▸ **REQUIREMENTS**: Output the entries verbatim, including every line.
━━ DATA ━━
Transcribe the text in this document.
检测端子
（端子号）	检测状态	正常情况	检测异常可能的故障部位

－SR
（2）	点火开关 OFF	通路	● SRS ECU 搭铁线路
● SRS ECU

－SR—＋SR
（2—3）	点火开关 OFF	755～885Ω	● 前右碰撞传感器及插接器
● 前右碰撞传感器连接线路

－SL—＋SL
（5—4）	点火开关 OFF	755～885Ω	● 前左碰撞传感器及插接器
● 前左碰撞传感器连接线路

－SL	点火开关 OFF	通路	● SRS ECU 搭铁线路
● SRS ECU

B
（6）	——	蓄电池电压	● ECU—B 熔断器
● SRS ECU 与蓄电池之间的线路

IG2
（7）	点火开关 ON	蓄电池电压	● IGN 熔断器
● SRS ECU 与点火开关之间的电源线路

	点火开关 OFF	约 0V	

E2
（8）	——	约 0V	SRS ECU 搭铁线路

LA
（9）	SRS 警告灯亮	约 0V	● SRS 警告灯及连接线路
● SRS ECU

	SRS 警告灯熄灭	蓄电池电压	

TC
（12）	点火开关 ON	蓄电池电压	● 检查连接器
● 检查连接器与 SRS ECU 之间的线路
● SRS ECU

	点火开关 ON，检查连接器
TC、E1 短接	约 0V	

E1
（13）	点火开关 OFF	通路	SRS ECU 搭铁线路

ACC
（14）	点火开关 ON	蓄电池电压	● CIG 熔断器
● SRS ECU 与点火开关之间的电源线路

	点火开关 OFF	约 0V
━━━
▸ **WRITTEN ANSWER**:
Transcribe the text in this document.
检测端子
（端子号）	检测状态	正常情况	检测异常可能的故障部位

－SR
（2）	点火开关 OFF	通路	● SRS ECU 搭铁线路
● SRS ECU

－SR—＋SR
（2—3）	点火开关 OFF	755～885Ω	● 前右碰撞传感器及插接器
● 前右碰撞传感器连接线路

－SL—＋SL
（5—4）	点火开关 OFF	755～885Ω	● 前左碰撞传感器及插接器
● 前左碰撞传感器连接线路

－SL	点火开关 OFF	通路	● SRS ECU 搭铁线路
● SRS ECU

B
（6）	——	蓄电池电压	● ECU—B 熔断器
● SRS ECU 与蓄电池之间的线路

IG2
（7）	点火开关 ON	蓄电池电压	● IGN 熔断器
● SRS ECU 与点火开关之间的电源线路

	点火开关 OFF	约 0V	

E2
（8）	——	约 0V	SRS ECU 搭铁线路

LA
（9）	SRS 警告灯亮	约 0V	● SRS 警告灯及连接线路
● SRS ECU

	SRS 警告灯熄灭	蓄电池电压	

TC
（12）	点火开关 ON	蓄电池电压	● 检查连接器
● 检查连接器与 SRS ECU 之间的线路
● SRS ECU

	点火开关 ON，检查连接器
TC、E1 短接	约 0V	

E1
（13）	点火开关 OFF	通路	SRS ECU 搭铁线路

ACC
（14）	点火开关 ON	蓄电池电压	● CIG 熔断器
● SRS ECU 与点火开关之间的电源线路

	点火开关 OFF	约 0V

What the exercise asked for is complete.